__Prompt__
Pictures aside, repeat every entry exactly.

__Supplied entries__
"""

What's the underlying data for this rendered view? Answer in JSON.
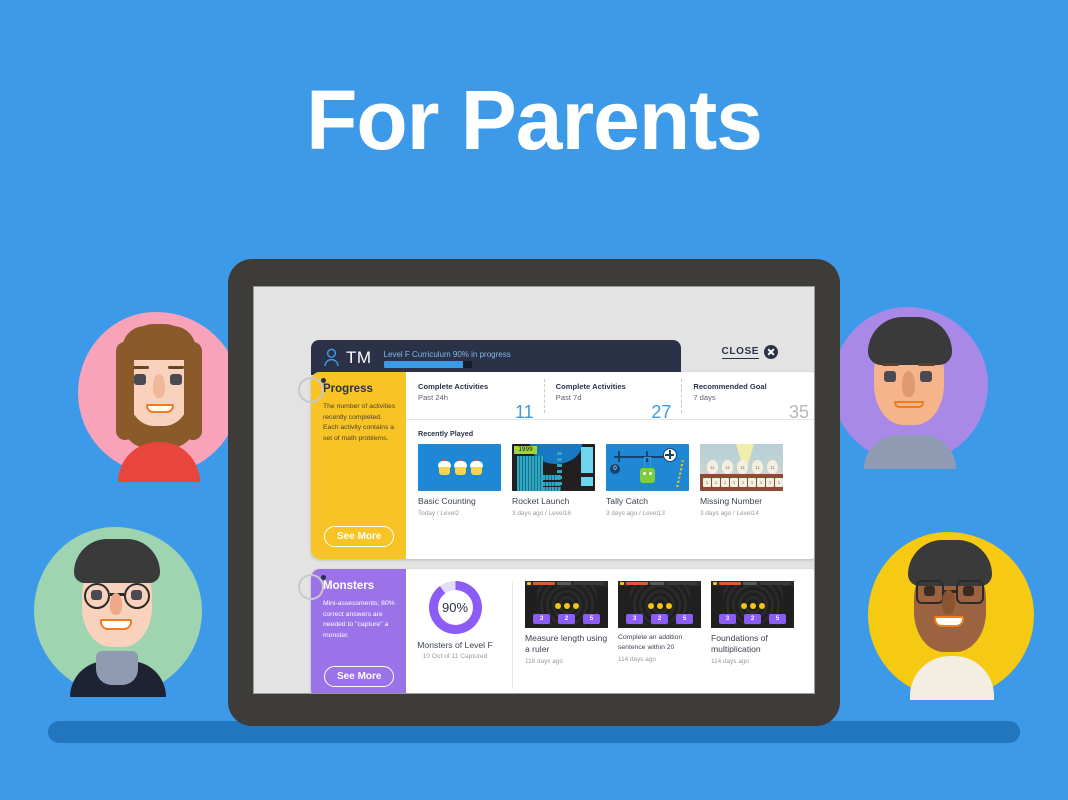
{
  "headline": "For Parents",
  "topbar": {
    "user_icon": "person-icon",
    "initials": "TM",
    "progress_label": "Level F Curriculum 90% in progress",
    "progress_percent": 90,
    "close_label": "CLOSE",
    "close_icon": "close-circle-icon"
  },
  "progress_card": {
    "title": "Progress",
    "description": "The number of activities recently completed. Each activity contains a set of math problems.",
    "see_more": "See More",
    "accent_color": "#f7c325",
    "stats": [
      {
        "label": "Complete Activities",
        "sub": "Past 24h",
        "value": "11",
        "color": "#3d9ae8"
      },
      {
        "label": "Complete Activities",
        "sub": "Past 7d",
        "value": "27",
        "color": "#3d9ae8"
      },
      {
        "label": "Recommended Goal",
        "sub": "7 days",
        "value": "35",
        "color": "#b7b7b7"
      }
    ],
    "recently_played_label": "Recently Played",
    "games": [
      {
        "title": "Basic Counting",
        "meta": "Today / Level2"
      },
      {
        "title": "Rocket Launch",
        "meta": "3 days ago / Level16",
        "score": "1999"
      },
      {
        "title": "Tally Catch",
        "meta": "3 days ago / Level13",
        "badge": "0"
      },
      {
        "title": "Missing Number",
        "meta": "3 days ago / Level14"
      }
    ]
  },
  "monsters_card": {
    "title": "Monsters",
    "description": "Mini-assessments; 80% correct answers are needed to \"capture\" a monster.",
    "see_more": "See More",
    "accent_color": "#9b72e8",
    "donut": {
      "value": "90%",
      "percent": 90,
      "title": "Monsters of Level F",
      "sub": "10 Out of 11 Captured"
    },
    "assessments": [
      {
        "title": "Measure length using a ruler",
        "meta": "118 days ago",
        "small": false,
        "answers": [
          "3",
          "2",
          "5"
        ]
      },
      {
        "title": "Complete an addition sentence within 20",
        "meta": "114 days ago",
        "small": true,
        "answers": [
          "3",
          "2",
          "5"
        ]
      },
      {
        "title": "Foundations of multiplication",
        "meta": "114 days ago",
        "small": false,
        "answers": [
          "3",
          "2",
          "5"
        ]
      }
    ]
  },
  "avatars": [
    {
      "name": "avatar-mother",
      "blob": "#f9a3ba",
      "skin": "#f8d2bd",
      "hair": "#8a5a2b",
      "shirt": "#e8453c"
    },
    {
      "name": "avatar-father",
      "blob": "#a889e8",
      "skin": "#f6b48a",
      "hair": "#3a3a3a",
      "shirt": "#8e9bb3"
    },
    {
      "name": "avatar-grandparent",
      "blob": "#9ed4b0",
      "skin": "#f8d2bd",
      "hair": "#3a3a3a",
      "shirt": "#1d2333"
    },
    {
      "name": "avatar-teacher",
      "blob": "#f6c913",
      "skin": "#9b6340",
      "hair": "#3a3a3a",
      "shirt": "#f2efe2"
    }
  ],
  "colors": {
    "background": "#3d9ae8",
    "shelf": "#2176bd",
    "tablet_frame": "#3e3c39",
    "screen": "#e3e3e3",
    "topbar": "#2b3247"
  }
}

"""

__Result of this exercise__
What's the underlying data for this rendered view? Answer in JSON.
{
  "headline": "For Parents",
  "topbar": {
    "user_icon": "person-icon",
    "initials": "TM",
    "progress_label": "Level F Curriculum 90% in progress",
    "progress_percent": 90,
    "close_label": "CLOSE",
    "close_icon": "close-circle-icon"
  },
  "progress_card": {
    "title": "Progress",
    "description": "The number of activities recently completed. Each activity contains a set of math problems.",
    "see_more": "See More",
    "accent_color": "#f7c325",
    "stats": [
      {
        "label": "Complete Activities",
        "sub": "Past 24h",
        "value": "11",
        "color": "#3d9ae8"
      },
      {
        "label": "Complete Activities",
        "sub": "Past 7d",
        "value": "27",
        "color": "#3d9ae8"
      },
      {
        "label": "Recommended Goal",
        "sub": "7 days",
        "value": "35",
        "color": "#b7b7b7"
      }
    ],
    "recently_played_label": "Recently Played",
    "games": [
      {
        "title": "Basic Counting",
        "meta": "Today / Level2"
      },
      {
        "title": "Rocket Launch",
        "meta": "3 days ago / Level16",
        "score": "1999"
      },
      {
        "title": "Tally Catch",
        "meta": "3 days ago / Level13",
        "badge": "0"
      },
      {
        "title": "Missing Number",
        "meta": "3 days ago / Level14"
      }
    ]
  },
  "monsters_card": {
    "title": "Monsters",
    "description": "Mini-assessments; 80% correct answers are needed to \"capture\" a monster.",
    "see_more": "See More",
    "accent_color": "#9b72e8",
    "donut": {
      "value": "90%",
      "percent": 90,
      "title": "Monsters of Level F",
      "sub": "10 Out of 11 Captured"
    },
    "assessments": [
      {
        "title": "Measure length using a ruler",
        "meta": "118 days ago",
        "small": false,
        "answers": [
          "3",
          "2",
          "5"
        ]
      },
      {
        "title": "Complete an addition sentence within 20",
        "meta": "114 days ago",
        "small": true,
        "answers": [
          "3",
          "2",
          "5"
        ]
      },
      {
        "title": "Foundations of multiplication",
        "meta": "114 days ago",
        "small": false,
        "answers": [
          "3",
          "2",
          "5"
        ]
      }
    ]
  },
  "avatars": [
    {
      "name": "avatar-mother",
      "blob": "#f9a3ba",
      "skin": "#f8d2bd",
      "hair": "#8a5a2b",
      "shirt": "#e8453c"
    },
    {
      "name": "avatar-father",
      "blob": "#a889e8",
      "skin": "#f6b48a",
      "hair": "#3a3a3a",
      "shirt": "#8e9bb3"
    },
    {
      "name": "avatar-grandparent",
      "blob": "#9ed4b0",
      "skin": "#f8d2bd",
      "hair": "#3a3a3a",
      "shirt": "#1d2333"
    },
    {
      "name": "avatar-teacher",
      "blob": "#f6c913",
      "skin": "#9b6340",
      "hair": "#3a3a3a",
      "shirt": "#f2efe2"
    }
  ],
  "colors": {
    "background": "#3d9ae8",
    "shelf": "#2176bd",
    "tablet_frame": "#3e3c39",
    "screen": "#e3e3e3",
    "topbar": "#2b3247"
  }
}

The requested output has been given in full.